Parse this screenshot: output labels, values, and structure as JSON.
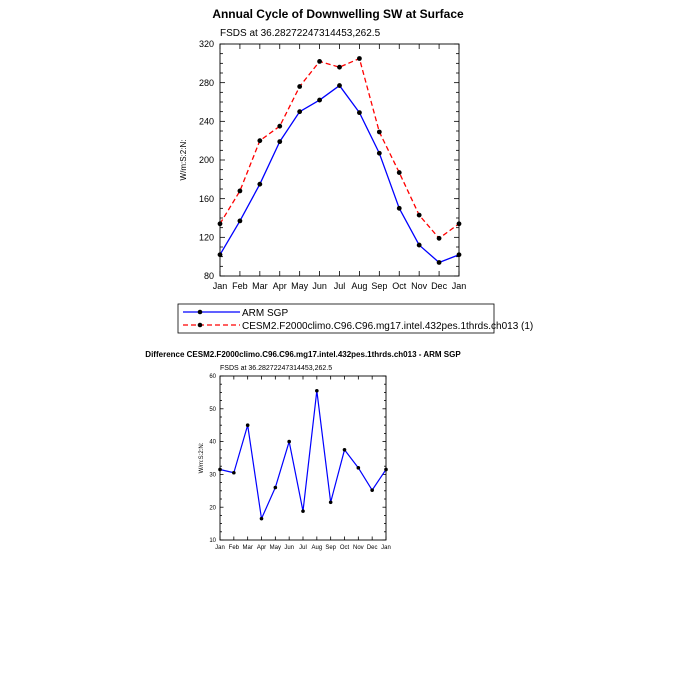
{
  "chart_data": [
    {
      "type": "line",
      "title": "Annual Cycle of Downwelling SW at Surface",
      "subtitle": "FSDS at 36.28272247314453,262.5",
      "ylabel": "W/m:S:2:N:",
      "xlabel": "",
      "categories": [
        "Jan",
        "Feb",
        "Mar",
        "Apr",
        "May",
        "Jun",
        "Jul",
        "Aug",
        "Sep",
        "Oct",
        "Nov",
        "Dec",
        "Jan"
      ],
      "ylim": [
        80,
        320
      ],
      "yticks": [
        80,
        120,
        160,
        200,
        240,
        280,
        320
      ],
      "grid": false,
      "legend": "bottom",
      "series": [
        {
          "name": "ARM SGP",
          "color": "#0000ff",
          "dash": "solid",
          "values": [
            102,
            137,
            175,
            219,
            250,
            262,
            277,
            249,
            207,
            150,
            112,
            94,
            102
          ]
        },
        {
          "name": "CESM2.F2000climo.C96.C96.mg17.intel.432pes.1thrds.ch013 (1)",
          "color": "#ff0000",
          "dash": "dashed",
          "values": [
            134,
            168,
            220,
            235,
            276,
            302,
            296,
            305,
            229,
            187,
            143,
            119,
            134
          ]
        }
      ]
    },
    {
      "type": "line",
      "title": "Difference CESM2.F2000climo.C96.C96.mg17.intel.432pes.1thrds.ch013 - ARM SGP",
      "subtitle": "FSDS at 36.28272247314453,262.5",
      "ylabel": "W/m:S:2:N:",
      "xlabel": "",
      "categories": [
        "Jan",
        "Feb",
        "Mar",
        "Apr",
        "May",
        "Jun",
        "Jul",
        "Aug",
        "Sep",
        "Oct",
        "Nov",
        "Dec",
        "Jan"
      ],
      "ylim": [
        10,
        60
      ],
      "yticks": [
        10,
        20,
        30,
        40,
        50,
        60
      ],
      "grid": false,
      "series": [
        {
          "color": "#0000ff",
          "values": [
            31.5,
            30.5,
            45,
            16.5,
            26,
            40,
            18.8,
            55.5,
            21.5,
            37.5,
            32,
            25.2,
            31.5
          ]
        }
      ]
    }
  ]
}
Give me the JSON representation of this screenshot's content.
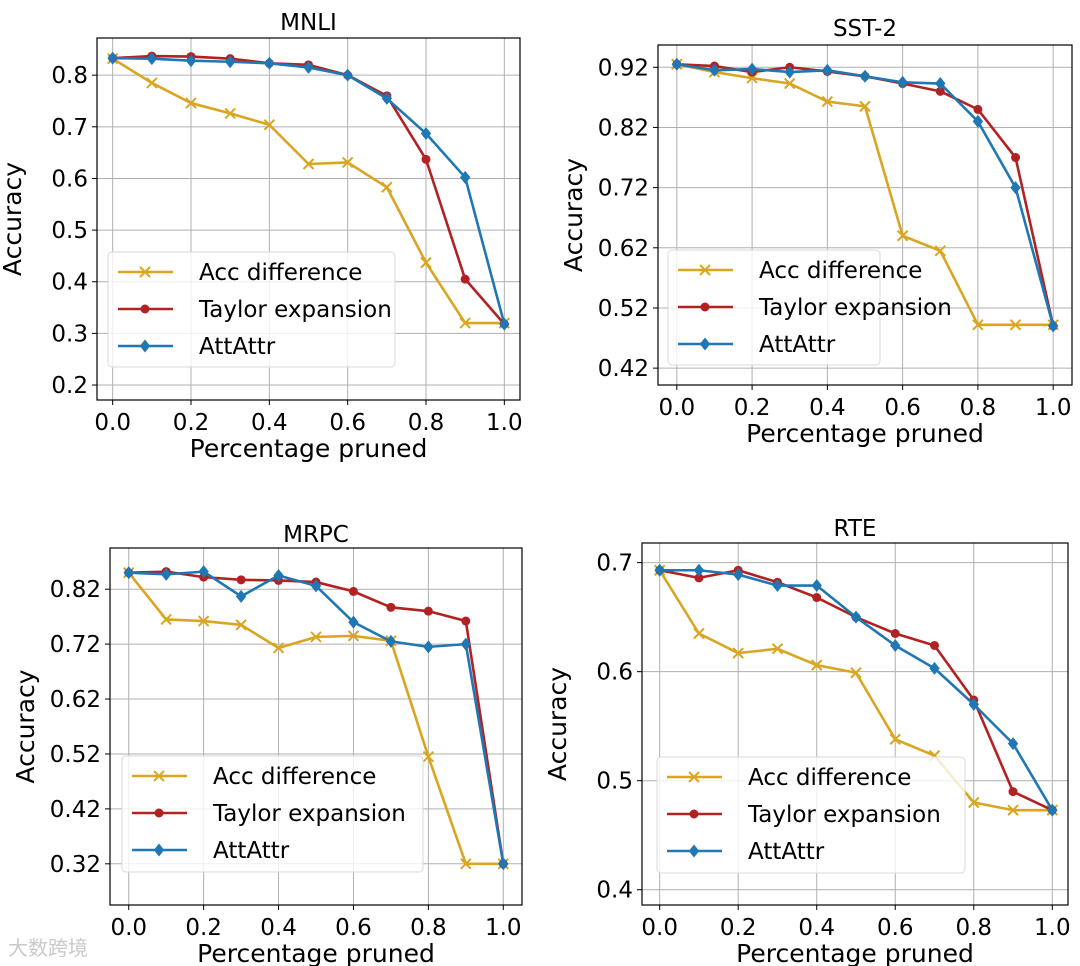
{
  "watermark": "大数跨境",
  "colors": {
    "acc_difference": "#DAA520",
    "taylor_expansion": "#B22222",
    "attattr": "#1F77B4",
    "grid": "#b0b0b0"
  },
  "chart_data": [
    {
      "type": "line",
      "title": "MNLI",
      "xlabel": "Percentage pruned",
      "ylabel": "Accuracy",
      "x": [
        0.0,
        0.1,
        0.2,
        0.3,
        0.4,
        0.5,
        0.6,
        0.7,
        0.8,
        0.9,
        1.0
      ],
      "xticks": [
        "0.0",
        "0.2",
        "0.4",
        "0.6",
        "0.8",
        "1.0"
      ],
      "yticks": [
        "0.2",
        "0.3",
        "0.4",
        "0.5",
        "0.6",
        "0.7",
        "0.8"
      ],
      "xlim": [
        -0.04,
        1.04
      ],
      "ylim": [
        0.171,
        0.872
      ],
      "grid": true,
      "legend_position": "lower-left",
      "series": [
        {
          "name": "Acc difference",
          "marker": "x",
          "values": [
            0.832,
            0.785,
            0.746,
            0.726,
            0.704,
            0.628,
            0.631,
            0.583,
            0.437,
            0.32,
            0.32
          ]
        },
        {
          "name": "Taylor expansion",
          "marker": "circle",
          "values": [
            0.833,
            0.837,
            0.836,
            0.832,
            0.823,
            0.82,
            0.8,
            0.76,
            0.637,
            0.405,
            0.318
          ]
        },
        {
          "name": "AttAttr",
          "marker": "diamond",
          "values": [
            0.833,
            0.832,
            0.828,
            0.826,
            0.823,
            0.815,
            0.8,
            0.755,
            0.687,
            0.602,
            0.318
          ]
        }
      ]
    },
    {
      "type": "line",
      "title": "SST-2",
      "xlabel": "Percentage pruned",
      "ylabel": "Accuracy",
      "x": [
        0.0,
        0.1,
        0.2,
        0.3,
        0.4,
        0.5,
        0.6,
        0.7,
        0.8,
        0.9,
        1.0
      ],
      "xticks": [
        "0.0",
        "0.2",
        "0.4",
        "0.6",
        "0.8",
        "1.0"
      ],
      "yticks": [
        "0.42",
        "0.52",
        "0.62",
        "0.72",
        "0.82",
        "0.92"
      ],
      "xlim": [
        -0.05,
        1.05
      ],
      "ylim": [
        0.392,
        0.957
      ],
      "grid": true,
      "legend_position": "lower-left",
      "series": [
        {
          "name": "Acc difference",
          "marker": "x",
          "values": [
            0.925,
            0.912,
            0.902,
            0.893,
            0.863,
            0.855,
            0.64,
            0.615,
            0.492,
            0.492,
            0.492
          ]
        },
        {
          "name": "Taylor expansion",
          "marker": "circle",
          "values": [
            0.925,
            0.922,
            0.912,
            0.92,
            0.913,
            0.905,
            0.893,
            0.88,
            0.85,
            0.77,
            0.49
          ]
        },
        {
          "name": "AttAttr",
          "marker": "diamond",
          "values": [
            0.925,
            0.915,
            0.917,
            0.912,
            0.915,
            0.905,
            0.895,
            0.893,
            0.83,
            0.72,
            0.49
          ]
        }
      ]
    },
    {
      "type": "line",
      "title": "MRPC",
      "xlabel": "Percentage pruned",
      "ylabel": "Accuracy",
      "x": [
        0.0,
        0.1,
        0.2,
        0.3,
        0.4,
        0.5,
        0.6,
        0.7,
        0.8,
        0.9,
        1.0
      ],
      "xticks": [
        "0.0",
        "0.2",
        "0.4",
        "0.6",
        "0.8",
        "1.0"
      ],
      "yticks": [
        "0.32",
        "0.42",
        "0.52",
        "0.62",
        "0.72",
        "0.82"
      ],
      "xlim": [
        -0.05,
        1.05
      ],
      "ylim": [
        0.245,
        0.895
      ],
      "grid": true,
      "legend_position": "lower-left",
      "series": [
        {
          "name": "Acc difference",
          "marker": "x",
          "values": [
            0.85,
            0.765,
            0.762,
            0.755,
            0.713,
            0.733,
            0.735,
            0.726,
            0.515,
            0.32,
            0.32
          ]
        },
        {
          "name": "Taylor expansion",
          "marker": "circle",
          "values": [
            0.85,
            0.852,
            0.842,
            0.837,
            0.836,
            0.833,
            0.816,
            0.787,
            0.78,
            0.762,
            0.32
          ]
        },
        {
          "name": "AttAttr",
          "marker": "diamond",
          "values": [
            0.85,
            0.847,
            0.852,
            0.807,
            0.845,
            0.826,
            0.76,
            0.725,
            0.715,
            0.72,
            0.32
          ]
        }
      ]
    },
    {
      "type": "line",
      "title": "RTE",
      "xlabel": "Percentage pruned",
      "ylabel": "Accuracy",
      "x": [
        0.0,
        0.1,
        0.2,
        0.3,
        0.4,
        0.5,
        0.6,
        0.7,
        0.8,
        0.9,
        1.0
      ],
      "xticks": [
        "0.0",
        "0.2",
        "0.4",
        "0.6",
        "0.8",
        "1.0"
      ],
      "yticks": [
        "0.4",
        "0.5",
        "0.6",
        "0.7"
      ],
      "xlim": [
        -0.045,
        1.04
      ],
      "ylim": [
        0.386,
        0.718
      ],
      "grid": true,
      "legend_position": "lower-left",
      "series": [
        {
          "name": "Acc difference",
          "marker": "x",
          "values": [
            0.693,
            0.635,
            0.617,
            0.621,
            0.606,
            0.599,
            0.538,
            0.523,
            0.48,
            0.473,
            0.473
          ]
        },
        {
          "name": "Taylor expansion",
          "marker": "circle",
          "values": [
            0.693,
            0.686,
            0.693,
            0.682,
            0.668,
            0.65,
            0.635,
            0.624,
            0.574,
            0.49,
            0.473
          ]
        },
        {
          "name": "AttAttr",
          "marker": "diamond",
          "values": [
            0.693,
            0.693,
            0.689,
            0.679,
            0.679,
            0.65,
            0.624,
            0.603,
            0.57,
            0.534,
            0.473
          ]
        }
      ]
    }
  ]
}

* * * *

For the listing above, identify each line bearing "JSON".

◆ EXERCISE SOLUTION
Parse this screenshot: output labels, values, and structure as JSON.
Give me the JSON representation of this screenshot's content.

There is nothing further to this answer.